§ **Work required**
Find every line with the word "title" and report how many there are, without any other text.

++++ Dataset content

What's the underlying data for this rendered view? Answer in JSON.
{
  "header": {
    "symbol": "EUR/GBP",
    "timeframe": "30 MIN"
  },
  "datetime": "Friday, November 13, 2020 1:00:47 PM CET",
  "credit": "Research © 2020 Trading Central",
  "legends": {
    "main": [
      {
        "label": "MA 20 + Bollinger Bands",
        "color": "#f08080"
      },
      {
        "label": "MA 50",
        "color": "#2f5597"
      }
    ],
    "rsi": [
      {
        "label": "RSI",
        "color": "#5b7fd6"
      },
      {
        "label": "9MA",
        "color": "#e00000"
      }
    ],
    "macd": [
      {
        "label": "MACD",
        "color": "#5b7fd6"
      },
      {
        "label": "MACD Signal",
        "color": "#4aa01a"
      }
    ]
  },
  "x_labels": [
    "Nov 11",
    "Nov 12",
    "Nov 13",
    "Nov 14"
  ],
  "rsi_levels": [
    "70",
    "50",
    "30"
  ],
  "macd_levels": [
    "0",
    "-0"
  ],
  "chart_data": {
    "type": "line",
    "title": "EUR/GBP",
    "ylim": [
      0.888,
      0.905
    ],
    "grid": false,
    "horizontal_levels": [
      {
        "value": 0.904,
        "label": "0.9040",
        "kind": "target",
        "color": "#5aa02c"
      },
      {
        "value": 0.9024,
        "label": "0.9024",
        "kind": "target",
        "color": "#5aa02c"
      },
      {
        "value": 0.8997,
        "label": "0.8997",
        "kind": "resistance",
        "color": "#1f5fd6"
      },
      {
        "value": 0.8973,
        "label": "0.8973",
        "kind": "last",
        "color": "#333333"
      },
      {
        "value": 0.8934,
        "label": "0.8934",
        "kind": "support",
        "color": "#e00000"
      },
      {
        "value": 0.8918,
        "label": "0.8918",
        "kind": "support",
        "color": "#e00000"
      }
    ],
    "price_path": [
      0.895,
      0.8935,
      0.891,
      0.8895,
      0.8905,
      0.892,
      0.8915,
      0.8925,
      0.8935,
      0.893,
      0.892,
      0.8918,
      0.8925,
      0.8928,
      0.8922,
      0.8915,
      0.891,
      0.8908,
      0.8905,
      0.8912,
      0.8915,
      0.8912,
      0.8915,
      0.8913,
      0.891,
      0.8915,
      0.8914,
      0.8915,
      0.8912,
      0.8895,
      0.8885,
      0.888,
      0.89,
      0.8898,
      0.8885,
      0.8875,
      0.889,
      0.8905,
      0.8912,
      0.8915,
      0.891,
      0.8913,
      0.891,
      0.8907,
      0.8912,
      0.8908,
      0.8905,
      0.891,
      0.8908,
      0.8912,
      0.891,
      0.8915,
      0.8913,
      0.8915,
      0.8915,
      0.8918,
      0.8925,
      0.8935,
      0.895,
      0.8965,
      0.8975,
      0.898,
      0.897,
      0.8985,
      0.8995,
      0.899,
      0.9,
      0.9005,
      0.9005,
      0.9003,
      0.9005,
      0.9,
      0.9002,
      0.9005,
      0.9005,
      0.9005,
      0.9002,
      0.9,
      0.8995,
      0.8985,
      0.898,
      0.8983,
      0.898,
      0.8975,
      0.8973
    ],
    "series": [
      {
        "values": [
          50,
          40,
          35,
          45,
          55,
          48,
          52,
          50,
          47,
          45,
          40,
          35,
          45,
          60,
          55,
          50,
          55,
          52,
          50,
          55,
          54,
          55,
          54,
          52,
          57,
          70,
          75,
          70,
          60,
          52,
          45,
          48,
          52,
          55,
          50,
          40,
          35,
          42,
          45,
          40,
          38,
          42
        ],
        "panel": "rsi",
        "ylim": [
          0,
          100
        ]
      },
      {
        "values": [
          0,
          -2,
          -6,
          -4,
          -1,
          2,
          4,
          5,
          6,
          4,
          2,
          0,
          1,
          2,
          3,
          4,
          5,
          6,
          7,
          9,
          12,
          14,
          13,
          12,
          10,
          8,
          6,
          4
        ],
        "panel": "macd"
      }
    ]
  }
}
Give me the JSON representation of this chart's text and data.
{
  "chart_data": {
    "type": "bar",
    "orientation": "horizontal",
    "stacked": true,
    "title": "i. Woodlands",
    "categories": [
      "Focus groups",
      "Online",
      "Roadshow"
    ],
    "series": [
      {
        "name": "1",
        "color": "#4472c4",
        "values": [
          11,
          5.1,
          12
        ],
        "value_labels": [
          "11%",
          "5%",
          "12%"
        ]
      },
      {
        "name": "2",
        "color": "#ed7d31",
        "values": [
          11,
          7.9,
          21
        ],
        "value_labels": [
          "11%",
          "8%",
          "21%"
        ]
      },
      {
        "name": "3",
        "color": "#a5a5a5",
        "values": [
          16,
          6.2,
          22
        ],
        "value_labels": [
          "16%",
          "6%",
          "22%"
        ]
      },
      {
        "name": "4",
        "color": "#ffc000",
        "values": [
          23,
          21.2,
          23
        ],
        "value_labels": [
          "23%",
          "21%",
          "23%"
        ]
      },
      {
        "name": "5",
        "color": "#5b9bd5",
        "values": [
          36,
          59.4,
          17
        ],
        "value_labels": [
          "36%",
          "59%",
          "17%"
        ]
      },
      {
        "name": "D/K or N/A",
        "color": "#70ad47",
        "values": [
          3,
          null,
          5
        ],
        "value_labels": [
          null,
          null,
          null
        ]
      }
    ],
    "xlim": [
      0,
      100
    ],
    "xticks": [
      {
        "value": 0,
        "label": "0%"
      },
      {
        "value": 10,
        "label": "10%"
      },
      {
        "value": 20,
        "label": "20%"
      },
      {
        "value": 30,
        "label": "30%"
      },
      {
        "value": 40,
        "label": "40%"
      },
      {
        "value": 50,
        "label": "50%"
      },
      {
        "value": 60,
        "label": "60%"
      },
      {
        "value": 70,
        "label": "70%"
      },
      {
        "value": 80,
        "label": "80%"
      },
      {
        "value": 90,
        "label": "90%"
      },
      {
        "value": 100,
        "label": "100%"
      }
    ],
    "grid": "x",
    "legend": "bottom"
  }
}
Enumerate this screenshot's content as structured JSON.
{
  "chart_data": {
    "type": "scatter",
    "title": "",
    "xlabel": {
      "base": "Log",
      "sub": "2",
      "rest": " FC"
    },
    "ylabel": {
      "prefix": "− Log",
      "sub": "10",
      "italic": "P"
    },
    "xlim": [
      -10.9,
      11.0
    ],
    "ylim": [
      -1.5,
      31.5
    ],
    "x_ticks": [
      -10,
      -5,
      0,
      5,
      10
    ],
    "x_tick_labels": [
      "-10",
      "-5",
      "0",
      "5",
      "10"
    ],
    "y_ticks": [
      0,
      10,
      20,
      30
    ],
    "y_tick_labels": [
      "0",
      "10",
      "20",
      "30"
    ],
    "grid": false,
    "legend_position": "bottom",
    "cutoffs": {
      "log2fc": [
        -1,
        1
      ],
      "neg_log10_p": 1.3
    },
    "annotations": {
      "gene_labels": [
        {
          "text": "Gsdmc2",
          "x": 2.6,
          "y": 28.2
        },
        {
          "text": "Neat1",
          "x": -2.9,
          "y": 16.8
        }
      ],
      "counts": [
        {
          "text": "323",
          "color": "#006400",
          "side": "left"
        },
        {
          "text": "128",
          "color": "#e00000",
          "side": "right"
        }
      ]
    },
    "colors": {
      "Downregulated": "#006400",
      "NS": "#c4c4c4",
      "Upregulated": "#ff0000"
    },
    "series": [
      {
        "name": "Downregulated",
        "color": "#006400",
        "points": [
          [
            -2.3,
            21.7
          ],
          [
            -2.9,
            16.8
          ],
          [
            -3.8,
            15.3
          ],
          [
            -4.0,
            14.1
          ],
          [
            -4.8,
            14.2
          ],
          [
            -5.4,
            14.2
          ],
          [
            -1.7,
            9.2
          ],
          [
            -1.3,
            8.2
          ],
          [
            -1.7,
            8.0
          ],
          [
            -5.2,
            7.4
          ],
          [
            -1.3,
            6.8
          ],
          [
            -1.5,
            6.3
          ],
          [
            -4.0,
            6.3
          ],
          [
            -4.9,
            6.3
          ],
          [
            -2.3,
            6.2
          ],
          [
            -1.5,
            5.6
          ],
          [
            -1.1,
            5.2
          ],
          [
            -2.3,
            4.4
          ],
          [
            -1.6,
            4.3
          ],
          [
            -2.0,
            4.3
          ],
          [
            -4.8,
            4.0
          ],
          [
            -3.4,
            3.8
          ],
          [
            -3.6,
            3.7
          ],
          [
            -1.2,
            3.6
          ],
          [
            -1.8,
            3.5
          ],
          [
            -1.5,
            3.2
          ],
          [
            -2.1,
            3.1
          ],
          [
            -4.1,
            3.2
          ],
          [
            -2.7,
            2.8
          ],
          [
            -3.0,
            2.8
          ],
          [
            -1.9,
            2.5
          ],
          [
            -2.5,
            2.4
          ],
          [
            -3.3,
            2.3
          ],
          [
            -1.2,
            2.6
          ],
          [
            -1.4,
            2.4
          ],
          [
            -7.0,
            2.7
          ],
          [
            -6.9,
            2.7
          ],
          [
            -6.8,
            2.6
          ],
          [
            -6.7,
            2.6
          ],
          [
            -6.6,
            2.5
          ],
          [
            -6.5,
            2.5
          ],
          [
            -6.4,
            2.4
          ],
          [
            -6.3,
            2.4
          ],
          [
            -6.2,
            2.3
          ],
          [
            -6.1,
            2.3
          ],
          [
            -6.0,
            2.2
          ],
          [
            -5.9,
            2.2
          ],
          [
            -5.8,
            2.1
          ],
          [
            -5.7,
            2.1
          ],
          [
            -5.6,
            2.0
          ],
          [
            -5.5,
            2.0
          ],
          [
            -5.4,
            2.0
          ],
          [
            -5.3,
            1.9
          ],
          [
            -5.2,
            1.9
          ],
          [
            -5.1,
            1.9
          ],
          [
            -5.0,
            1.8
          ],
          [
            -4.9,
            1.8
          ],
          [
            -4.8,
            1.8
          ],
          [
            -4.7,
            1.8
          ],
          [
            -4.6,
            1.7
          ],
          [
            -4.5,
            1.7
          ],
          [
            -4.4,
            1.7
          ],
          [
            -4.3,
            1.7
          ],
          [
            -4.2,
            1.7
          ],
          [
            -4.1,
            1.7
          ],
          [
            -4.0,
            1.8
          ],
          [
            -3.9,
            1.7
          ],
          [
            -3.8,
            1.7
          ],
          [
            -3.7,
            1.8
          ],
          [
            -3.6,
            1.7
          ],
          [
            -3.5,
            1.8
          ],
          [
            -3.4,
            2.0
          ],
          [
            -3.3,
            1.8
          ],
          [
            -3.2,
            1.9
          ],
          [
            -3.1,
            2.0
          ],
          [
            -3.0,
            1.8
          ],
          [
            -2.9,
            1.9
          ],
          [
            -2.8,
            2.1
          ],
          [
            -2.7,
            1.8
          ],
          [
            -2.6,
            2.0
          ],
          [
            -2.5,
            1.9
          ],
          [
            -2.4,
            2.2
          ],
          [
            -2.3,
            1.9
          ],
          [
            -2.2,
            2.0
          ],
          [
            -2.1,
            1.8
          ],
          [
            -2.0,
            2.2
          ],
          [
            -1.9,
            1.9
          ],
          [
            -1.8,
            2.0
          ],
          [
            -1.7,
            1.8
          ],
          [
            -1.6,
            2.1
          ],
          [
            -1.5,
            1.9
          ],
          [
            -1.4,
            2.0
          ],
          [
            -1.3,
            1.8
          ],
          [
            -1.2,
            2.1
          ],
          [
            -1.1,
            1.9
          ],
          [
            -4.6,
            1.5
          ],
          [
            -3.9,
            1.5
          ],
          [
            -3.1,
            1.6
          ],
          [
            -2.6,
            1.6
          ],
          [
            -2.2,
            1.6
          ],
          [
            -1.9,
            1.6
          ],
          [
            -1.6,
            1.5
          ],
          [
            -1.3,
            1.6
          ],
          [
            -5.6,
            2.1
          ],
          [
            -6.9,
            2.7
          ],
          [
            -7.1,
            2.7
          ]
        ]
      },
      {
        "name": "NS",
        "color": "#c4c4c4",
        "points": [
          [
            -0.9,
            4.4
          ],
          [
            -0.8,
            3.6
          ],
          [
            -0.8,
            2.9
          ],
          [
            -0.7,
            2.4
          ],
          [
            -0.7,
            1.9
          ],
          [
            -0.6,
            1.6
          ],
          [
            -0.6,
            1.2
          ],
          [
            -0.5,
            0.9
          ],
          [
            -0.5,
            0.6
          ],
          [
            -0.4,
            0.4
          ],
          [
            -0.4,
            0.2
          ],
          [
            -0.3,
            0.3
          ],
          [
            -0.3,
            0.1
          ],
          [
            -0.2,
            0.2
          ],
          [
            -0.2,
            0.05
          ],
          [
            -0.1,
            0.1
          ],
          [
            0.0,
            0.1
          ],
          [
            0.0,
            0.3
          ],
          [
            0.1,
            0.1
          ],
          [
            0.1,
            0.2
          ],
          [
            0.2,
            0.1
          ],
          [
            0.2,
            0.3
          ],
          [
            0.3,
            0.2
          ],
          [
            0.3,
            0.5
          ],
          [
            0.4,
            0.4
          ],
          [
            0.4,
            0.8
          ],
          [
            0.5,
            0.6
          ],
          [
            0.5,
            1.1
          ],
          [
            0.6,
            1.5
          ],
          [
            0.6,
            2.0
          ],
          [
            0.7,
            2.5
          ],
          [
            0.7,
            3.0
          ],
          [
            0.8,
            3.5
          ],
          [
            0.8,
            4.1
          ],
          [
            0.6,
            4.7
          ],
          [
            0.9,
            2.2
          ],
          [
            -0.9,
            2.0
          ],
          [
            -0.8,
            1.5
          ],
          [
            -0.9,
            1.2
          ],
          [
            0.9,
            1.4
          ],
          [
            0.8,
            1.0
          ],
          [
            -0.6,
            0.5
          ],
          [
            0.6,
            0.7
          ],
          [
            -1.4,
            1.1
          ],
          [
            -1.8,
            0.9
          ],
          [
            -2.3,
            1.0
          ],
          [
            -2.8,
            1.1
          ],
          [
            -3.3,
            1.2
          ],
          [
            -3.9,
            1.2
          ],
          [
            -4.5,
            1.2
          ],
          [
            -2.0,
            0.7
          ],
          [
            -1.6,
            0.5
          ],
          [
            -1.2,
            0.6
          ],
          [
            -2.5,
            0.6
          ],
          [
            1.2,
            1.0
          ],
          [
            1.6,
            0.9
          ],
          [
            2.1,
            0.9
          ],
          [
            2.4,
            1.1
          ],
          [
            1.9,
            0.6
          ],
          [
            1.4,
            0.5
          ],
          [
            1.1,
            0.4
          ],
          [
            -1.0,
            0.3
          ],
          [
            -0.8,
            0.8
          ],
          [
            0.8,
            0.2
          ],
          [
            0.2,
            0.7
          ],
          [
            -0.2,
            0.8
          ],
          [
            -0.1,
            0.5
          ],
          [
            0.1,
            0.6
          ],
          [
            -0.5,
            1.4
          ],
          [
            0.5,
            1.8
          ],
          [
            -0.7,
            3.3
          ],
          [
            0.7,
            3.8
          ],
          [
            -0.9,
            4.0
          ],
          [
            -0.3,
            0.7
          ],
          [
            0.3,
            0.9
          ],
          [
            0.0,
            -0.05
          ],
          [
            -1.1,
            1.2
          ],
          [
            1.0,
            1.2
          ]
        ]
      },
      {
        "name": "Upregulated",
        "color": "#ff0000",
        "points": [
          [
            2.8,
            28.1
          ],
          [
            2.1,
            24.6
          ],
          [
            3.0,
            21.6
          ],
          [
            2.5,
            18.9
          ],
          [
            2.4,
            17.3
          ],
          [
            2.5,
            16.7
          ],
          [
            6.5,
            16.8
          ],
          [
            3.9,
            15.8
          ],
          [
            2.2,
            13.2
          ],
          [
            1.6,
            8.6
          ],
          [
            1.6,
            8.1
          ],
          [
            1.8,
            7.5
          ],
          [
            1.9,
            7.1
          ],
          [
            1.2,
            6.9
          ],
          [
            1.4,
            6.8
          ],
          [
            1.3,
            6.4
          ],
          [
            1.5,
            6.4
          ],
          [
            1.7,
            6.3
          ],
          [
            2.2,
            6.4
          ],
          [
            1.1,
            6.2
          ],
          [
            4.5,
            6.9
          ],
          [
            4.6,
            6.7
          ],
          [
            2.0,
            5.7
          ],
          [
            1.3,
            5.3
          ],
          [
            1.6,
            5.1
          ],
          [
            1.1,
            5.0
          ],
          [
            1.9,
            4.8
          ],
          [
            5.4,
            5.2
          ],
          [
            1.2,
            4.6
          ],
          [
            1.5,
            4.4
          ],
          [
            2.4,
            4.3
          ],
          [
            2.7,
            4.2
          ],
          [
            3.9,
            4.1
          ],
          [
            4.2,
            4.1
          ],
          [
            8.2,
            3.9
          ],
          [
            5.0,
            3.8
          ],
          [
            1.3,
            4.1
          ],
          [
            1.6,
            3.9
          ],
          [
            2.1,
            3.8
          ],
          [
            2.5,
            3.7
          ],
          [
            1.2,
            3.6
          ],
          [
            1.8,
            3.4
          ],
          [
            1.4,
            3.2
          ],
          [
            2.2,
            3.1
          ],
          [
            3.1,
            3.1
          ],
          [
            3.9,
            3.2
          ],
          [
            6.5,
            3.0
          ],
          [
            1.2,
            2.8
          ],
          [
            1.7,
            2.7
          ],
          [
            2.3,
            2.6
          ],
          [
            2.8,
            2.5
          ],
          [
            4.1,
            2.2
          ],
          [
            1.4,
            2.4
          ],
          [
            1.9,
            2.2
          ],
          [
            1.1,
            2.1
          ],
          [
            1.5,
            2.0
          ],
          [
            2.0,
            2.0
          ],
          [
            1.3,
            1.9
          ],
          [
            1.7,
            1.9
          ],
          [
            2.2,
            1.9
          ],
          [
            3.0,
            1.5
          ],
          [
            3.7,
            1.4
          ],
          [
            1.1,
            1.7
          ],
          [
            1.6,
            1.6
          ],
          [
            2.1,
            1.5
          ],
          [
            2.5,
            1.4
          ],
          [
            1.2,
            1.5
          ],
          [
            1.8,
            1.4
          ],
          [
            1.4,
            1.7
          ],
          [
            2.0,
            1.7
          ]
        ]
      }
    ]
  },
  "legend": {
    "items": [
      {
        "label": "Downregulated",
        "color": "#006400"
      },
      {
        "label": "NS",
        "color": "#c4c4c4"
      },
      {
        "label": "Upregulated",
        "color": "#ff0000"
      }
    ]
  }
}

++++++++

§ **Written response**
3